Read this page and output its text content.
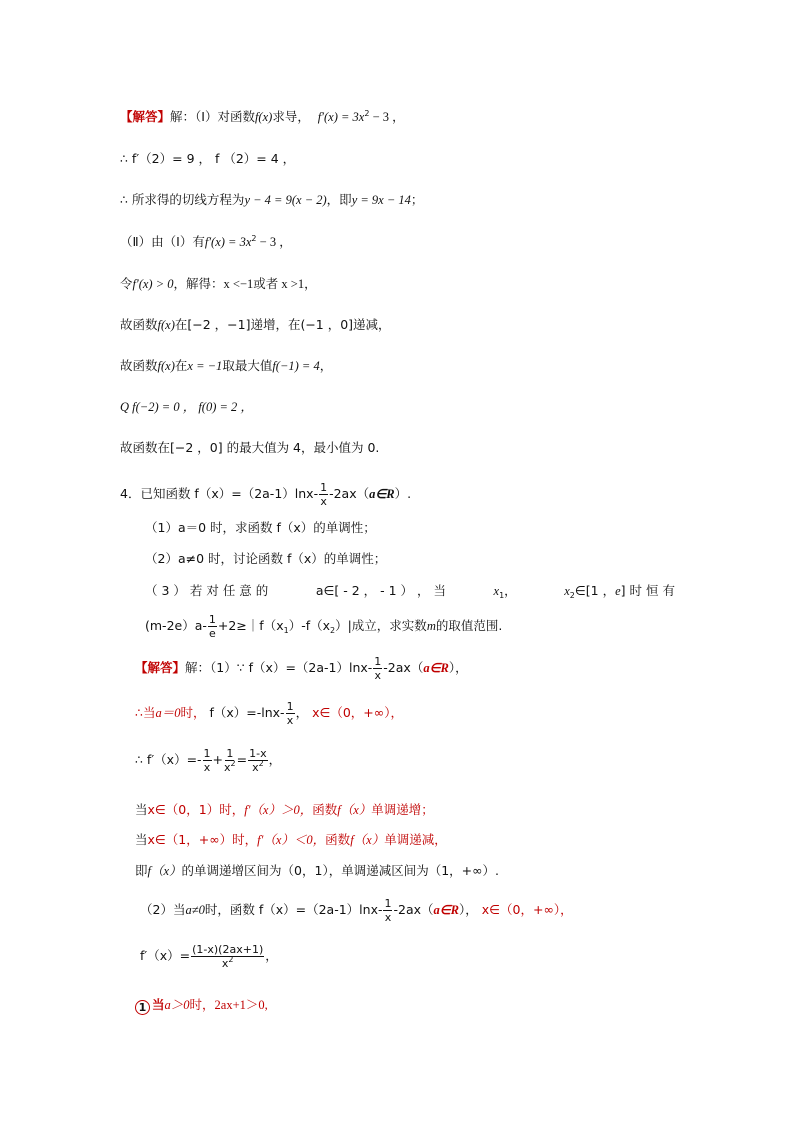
【解答】解：（Ⅰ）对函数f(x)求导， $f'(x) = 3x^2 - 3$ ，
∴ f′（2）= 9 ， f （2）= 4 ，
∴ 所求得的切线方程为y − 4 = 9(x − 2)，即y = 9x − 14；
（Ⅱ）由（Ⅰ）有$f'(x) = 3x^2 - 3$ ，
令f′(x) > 0，解得：x <−1或者 x >1，
故函数f(x)在[−2 ，−1]递增，在(−1 ，0]递减，
故函数f(x)在x = −1取最大值f(−1) = 4，
Q f(−2) = 0 ， f(0) = 2 ，
故函数在[−2 ，0] 的最大值为 4，最小值为 0.
4．已知函数 $f(x)=(2a-1)\ln x- \frac{1}{x}$ -2ax（a∈R）.
（1）a＝0 时，求函数 f（x）的单调性；
（2）a≠0 时，讨论函数 f（x）的单调性；
（ 3 ） 若 对 任 意 的	a∈[ - 2 ， - 1 ） ， 当	$x_1$，	$x_2\in[1$ ，e] 时 恒 有
$(m-2e)a- \frac{1}{e}$ $+2\ge|f(x_1)-f(x_2)|$成立，求实数m的取值范围.
【解答】解：（1）∵ $f(x)=(2a-1)\ln x- \frac{1}{x}$ -2ax（a∈R），
∴当a＝0时， $f(x)=-\ln x- \frac{1}{x}$ ， x∈（0，+∞），
∴ $f'(x)=- \frac{1}{x} + \frac{1}{x^2} = \frac{1-x}{x^2}$ ，
当x∈（0，1）时，f′（x）＞0，函数f（x）单调递增；
当x∈（1，+∞）时，f′（x）＜0，函数f（x）单调递减，
即f（x）的单调递增区间为（0，1），单调递减区间为（1，+∞）.
（2）当a≠0时，函数 $f(x)=(2a-1)\ln x- \frac{1}{x}$ -2ax（a∈R）， x∈（0，+∞），
$f'(x)= \frac{(1-x)(2ax+1)}{x^2}$ ，
1 当a＞0时，2ax+1＞0,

--------

Exercise description:
From the entries above, select each line containing the string "故函数f".

Result:
故函数f(x)在[−2 ，−1]递增，在(−1 ，0]递减，
故函数f(x)在x = −1取最大值f(−1) = 4，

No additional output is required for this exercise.